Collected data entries
◇ ◇ ◇ ◇ ◇ ◇ ◇

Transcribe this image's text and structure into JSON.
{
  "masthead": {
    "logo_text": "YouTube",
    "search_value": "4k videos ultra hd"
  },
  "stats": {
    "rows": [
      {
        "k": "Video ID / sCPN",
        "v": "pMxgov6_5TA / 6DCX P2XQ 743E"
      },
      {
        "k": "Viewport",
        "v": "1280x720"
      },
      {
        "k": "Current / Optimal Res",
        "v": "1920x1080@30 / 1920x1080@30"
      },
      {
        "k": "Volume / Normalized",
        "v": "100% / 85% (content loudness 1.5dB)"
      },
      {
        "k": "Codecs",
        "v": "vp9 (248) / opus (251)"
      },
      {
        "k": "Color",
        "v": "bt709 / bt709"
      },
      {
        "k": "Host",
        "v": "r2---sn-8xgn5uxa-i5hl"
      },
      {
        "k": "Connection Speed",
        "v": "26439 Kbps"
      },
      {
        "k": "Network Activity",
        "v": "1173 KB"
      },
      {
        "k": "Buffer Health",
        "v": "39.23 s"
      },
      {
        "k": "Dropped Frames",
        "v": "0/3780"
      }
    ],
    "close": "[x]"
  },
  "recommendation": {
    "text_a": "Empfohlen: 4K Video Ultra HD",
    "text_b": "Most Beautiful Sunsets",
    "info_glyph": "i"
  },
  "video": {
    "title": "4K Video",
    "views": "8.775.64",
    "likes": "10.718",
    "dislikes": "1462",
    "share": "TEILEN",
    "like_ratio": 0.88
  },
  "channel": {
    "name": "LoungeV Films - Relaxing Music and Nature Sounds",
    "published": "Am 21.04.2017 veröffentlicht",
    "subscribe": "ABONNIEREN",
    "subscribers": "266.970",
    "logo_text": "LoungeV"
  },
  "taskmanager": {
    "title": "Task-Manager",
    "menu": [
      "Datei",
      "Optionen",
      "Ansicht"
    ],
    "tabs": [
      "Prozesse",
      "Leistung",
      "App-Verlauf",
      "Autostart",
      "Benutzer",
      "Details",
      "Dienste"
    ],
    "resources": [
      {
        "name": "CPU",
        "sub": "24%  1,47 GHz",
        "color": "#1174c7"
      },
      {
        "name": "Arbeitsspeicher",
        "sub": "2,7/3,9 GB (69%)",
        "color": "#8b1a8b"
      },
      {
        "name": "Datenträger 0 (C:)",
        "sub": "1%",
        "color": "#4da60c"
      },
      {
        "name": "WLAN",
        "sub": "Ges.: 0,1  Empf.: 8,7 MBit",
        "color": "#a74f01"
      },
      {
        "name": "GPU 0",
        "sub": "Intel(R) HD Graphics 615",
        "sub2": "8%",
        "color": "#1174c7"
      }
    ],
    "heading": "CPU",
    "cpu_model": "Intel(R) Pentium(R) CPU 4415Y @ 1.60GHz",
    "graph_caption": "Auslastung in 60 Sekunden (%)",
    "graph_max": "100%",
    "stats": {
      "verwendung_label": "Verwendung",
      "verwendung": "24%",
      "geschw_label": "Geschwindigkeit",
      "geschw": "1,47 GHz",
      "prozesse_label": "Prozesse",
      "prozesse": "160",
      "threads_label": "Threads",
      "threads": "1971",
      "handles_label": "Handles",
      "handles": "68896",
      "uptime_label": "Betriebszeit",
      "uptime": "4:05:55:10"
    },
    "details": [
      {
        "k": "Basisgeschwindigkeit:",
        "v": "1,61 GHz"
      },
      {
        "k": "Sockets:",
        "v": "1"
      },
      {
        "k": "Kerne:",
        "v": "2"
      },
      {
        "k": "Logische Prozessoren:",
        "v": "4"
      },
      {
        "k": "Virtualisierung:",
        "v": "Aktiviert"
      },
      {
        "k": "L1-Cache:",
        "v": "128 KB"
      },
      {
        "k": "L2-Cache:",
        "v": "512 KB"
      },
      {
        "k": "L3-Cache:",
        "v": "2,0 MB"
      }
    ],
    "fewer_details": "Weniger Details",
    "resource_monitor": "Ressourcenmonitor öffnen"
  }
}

◇ ◇ ◇ ◇ ◇ ◇ ◇

Given instruction.
Set every line of the listing down word for word.

Response below.
Transcribe this image's text and structure into JSON.
{
  "masthead": {
    "logo_text": "YouTube",
    "search_value": "4k videos ultra hd"
  },
  "stats": {
    "rows": [
      {
        "k": "Video ID / sCPN",
        "v": "pMxgov6_5TA / 6DCX P2XQ 743E"
      },
      {
        "k": "Viewport",
        "v": "1280x720"
      },
      {
        "k": "Current / Optimal Res",
        "v": "1920x1080@30 / 1920x1080@30"
      },
      {
        "k": "Volume / Normalized",
        "v": "100% / 85% (content loudness 1.5dB)"
      },
      {
        "k": "Codecs",
        "v": "vp9 (248) / opus (251)"
      },
      {
        "k": "Color",
        "v": "bt709 / bt709"
      },
      {
        "k": "Host",
        "v": "r2---sn-8xgn5uxa-i5hl"
      },
      {
        "k": "Connection Speed",
        "v": "26439 Kbps"
      },
      {
        "k": "Network Activity",
        "v": "1173 KB"
      },
      {
        "k": "Buffer Health",
        "v": "39.23 s"
      },
      {
        "k": "Dropped Frames",
        "v": "0/3780"
      }
    ],
    "close": "[x]"
  },
  "recommendation": {
    "text_a": "Empfohlen: 4K Video Ultra HD",
    "text_b": "Most Beautiful Sunsets",
    "info_glyph": "i"
  },
  "video": {
    "title": "4K Video",
    "views": "8.775.64",
    "likes": "10.718",
    "dislikes": "1462",
    "share": "TEILEN",
    "like_ratio": 0.88
  },
  "channel": {
    "name": "LoungeV Films - Relaxing Music and Nature Sounds",
    "published": "Am 21.04.2017 veröffentlicht",
    "subscribe": "ABONNIEREN",
    "subscribers": "266.970",
    "logo_text": "LoungeV"
  },
  "taskmanager": {
    "title": "Task-Manager",
    "menu": [
      "Datei",
      "Optionen",
      "Ansicht"
    ],
    "tabs": [
      "Prozesse",
      "Leistung",
      "App-Verlauf",
      "Autostart",
      "Benutzer",
      "Details",
      "Dienste"
    ],
    "resources": [
      {
        "name": "CPU",
        "sub": "24%  1,47 GHz",
        "color": "#1174c7"
      },
      {
        "name": "Arbeitsspeicher",
        "sub": "2,7/3,9 GB (69%)",
        "color": "#8b1a8b"
      },
      {
        "name": "Datenträger 0 (C:)",
        "sub": "1%",
        "color": "#4da60c"
      },
      {
        "name": "WLAN",
        "sub": "Ges.: 0,1  Empf.: 8,7 MBit",
        "color": "#a74f01"
      },
      {
        "name": "GPU 0",
        "sub": "Intel(R) HD Graphics 615",
        "sub2": "8%",
        "color": "#1174c7"
      }
    ],
    "heading": "CPU",
    "cpu_model": "Intel(R) Pentium(R) CPU 4415Y @ 1.60GHz",
    "graph_caption": "Auslastung in 60 Sekunden (%)",
    "graph_max": "100%",
    "stats": {
      "verwendung_label": "Verwendung",
      "verwendung": "24%",
      "geschw_label": "Geschwindigkeit",
      "geschw": "1,47 GHz",
      "prozesse_label": "Prozesse",
      "prozesse": "160",
      "threads_label": "Threads",
      "threads": "1971",
      "handles_label": "Handles",
      "handles": "68896",
      "uptime_label": "Betriebszeit",
      "uptime": "4:05:55:10"
    },
    "details": [
      {
        "k": "Basisgeschwindigkeit:",
        "v": "1,61 GHz"
      },
      {
        "k": "Sockets:",
        "v": "1"
      },
      {
        "k": "Kerne:",
        "v": "2"
      },
      {
        "k": "Logische Prozessoren:",
        "v": "4"
      },
      {
        "k": "Virtualisierung:",
        "v": "Aktiviert"
      },
      {
        "k": "L1-Cache:",
        "v": "128 KB"
      },
      {
        "k": "L2-Cache:",
        "v": "512 KB"
      },
      {
        "k": "L3-Cache:",
        "v": "2,0 MB"
      }
    ],
    "fewer_details": "Weniger Details",
    "resource_monitor": "Ressourcenmonitor öffnen"
  }
}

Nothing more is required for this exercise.